### Description of the task
Set down the data below without change, skipping the pictures it holds.

Dataset entries on figures

○ ○ ○

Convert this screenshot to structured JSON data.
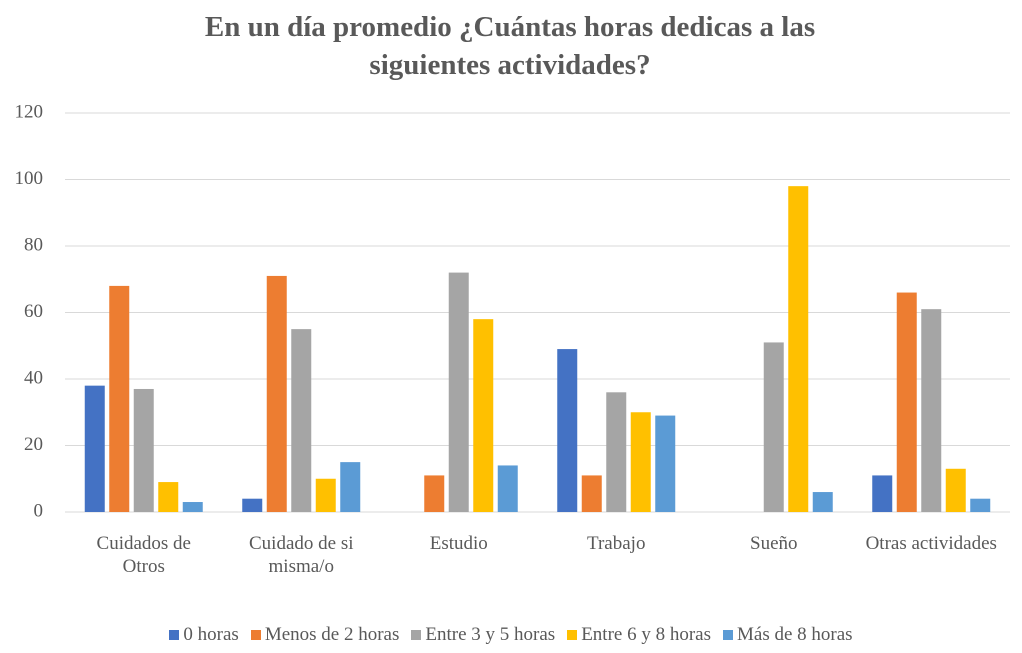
{
  "chart_data": {
    "type": "bar",
    "title": "En un día promedio  ¿Cuántas horas dedicas a las siguientes actividades?",
    "categories": [
      "Cuidados de Otros",
      "Cuidado de si misma/o",
      "Estudio",
      "Trabajo",
      "Sueño",
      "Otras actividades"
    ],
    "series": [
      {
        "name": "0 horas",
        "color": "#4472c4",
        "values": [
          38,
          4,
          0,
          49,
          0,
          11
        ]
      },
      {
        "name": "Menos de 2 horas",
        "color": "#ed7d31",
        "values": [
          68,
          71,
          11,
          11,
          0,
          66
        ]
      },
      {
        "name": "Entre 3  y 5 horas",
        "color": "#a5a5a5",
        "values": [
          37,
          55,
          72,
          36,
          51,
          61
        ]
      },
      {
        "name": "Entre 6 y 8 horas",
        "color": "#ffc000",
        "values": [
          9,
          10,
          58,
          30,
          98,
          13
        ]
      },
      {
        "name": "Más de 8 horas",
        "color": "#5b9bd5",
        "values": [
          3,
          15,
          14,
          29,
          6,
          4
        ]
      }
    ],
    "ylim": [
      0,
      120
    ],
    "yticks": [
      0,
      20,
      40,
      60,
      80,
      100,
      120
    ],
    "grid": true,
    "legend": "bottom"
  }
}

○ ○ ○

### Task answer
Convert this screenshot to structured JSON data.
{
  "chart_data": {
    "type": "bar",
    "title": "En un día promedio  ¿Cuántas horas dedicas a las siguientes actividades?",
    "categories": [
      "Cuidados de Otros",
      "Cuidado de si misma/o",
      "Estudio",
      "Trabajo",
      "Sueño",
      "Otras actividades"
    ],
    "series": [
      {
        "name": "0 horas",
        "color": "#4472c4",
        "values": [
          38,
          4,
          0,
          49,
          0,
          11
        ]
      },
      {
        "name": "Menos de 2 horas",
        "color": "#ed7d31",
        "values": [
          68,
          71,
          11,
          11,
          0,
          66
        ]
      },
      {
        "name": "Entre 3  y 5 horas",
        "color": "#a5a5a5",
        "values": [
          37,
          55,
          72,
          36,
          51,
          61
        ]
      },
      {
        "name": "Entre 6 y 8 horas",
        "color": "#ffc000",
        "values": [
          9,
          10,
          58,
          30,
          98,
          13
        ]
      },
      {
        "name": "Más de 8 horas",
        "color": "#5b9bd5",
        "values": [
          3,
          15,
          14,
          29,
          6,
          4
        ]
      }
    ],
    "ylim": [
      0,
      120
    ],
    "yticks": [
      0,
      20,
      40,
      60,
      80,
      100,
      120
    ],
    "grid": true,
    "legend": "bottom"
  }
}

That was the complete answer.